▸ Record extracts
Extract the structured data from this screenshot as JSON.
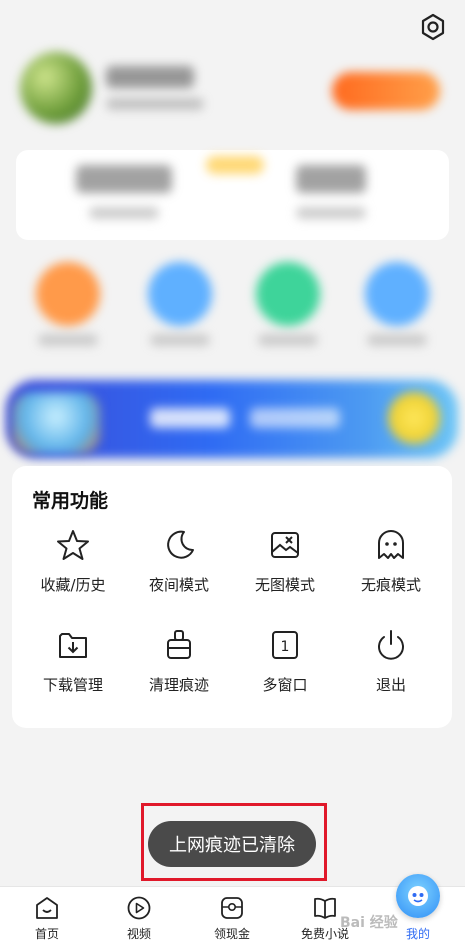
{
  "common_functions": {
    "title": "常用功能",
    "items": [
      {
        "label": "收藏/历史",
        "icon": "star-icon"
      },
      {
        "label": "夜间模式",
        "icon": "moon-icon"
      },
      {
        "label": "无图模式",
        "icon": "no-image-icon"
      },
      {
        "label": "无痕模式",
        "icon": "ghost-icon"
      },
      {
        "label": "下载管理",
        "icon": "download-folder-icon"
      },
      {
        "label": "清理痕迹",
        "icon": "broom-icon"
      },
      {
        "label": "多窗口",
        "icon": "window-count-icon",
        "badge": "1"
      },
      {
        "label": "退出",
        "icon": "power-icon"
      }
    ]
  },
  "toast": {
    "message": "上网痕迹已清除"
  },
  "bottom_nav": {
    "items": [
      {
        "label": "首页",
        "icon": "home-icon"
      },
      {
        "label": "视频",
        "icon": "video-icon"
      },
      {
        "label": "领现金",
        "icon": "cash-icon"
      },
      {
        "label": "免费小说",
        "icon": "book-icon"
      },
      {
        "label": "我的",
        "icon": "profile-icon",
        "active": true
      }
    ]
  },
  "watermark": "Bai 经验",
  "colors": {
    "accent": "#2f6bf3",
    "toast_bg": "#4a4a4a",
    "highlight_border": "#e0182a"
  }
}
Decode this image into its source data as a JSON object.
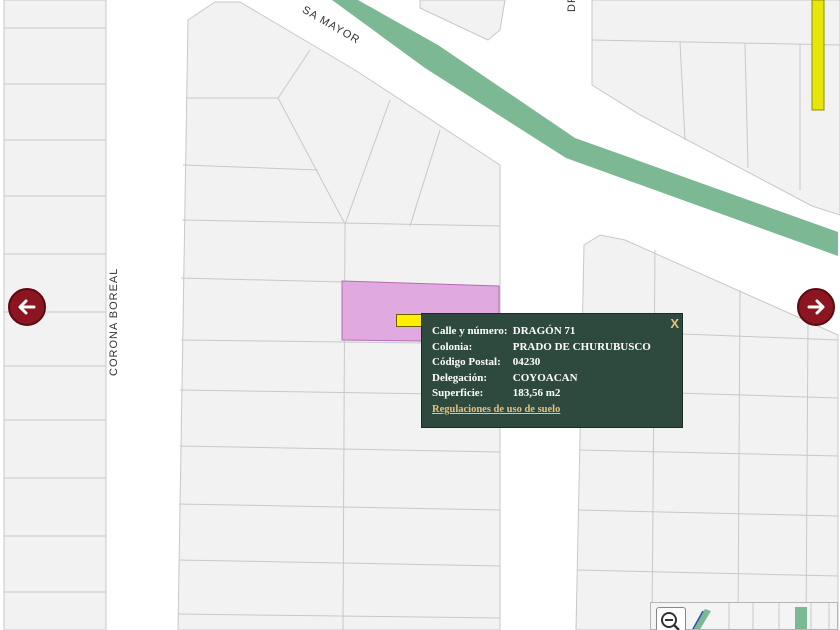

▸ Request
In the listing, find each line with the string "this" and copy it.

▸ Exercise solution
Extract the structured data from this screenshot as JSON.
Decode this image into its source data as a JSON object.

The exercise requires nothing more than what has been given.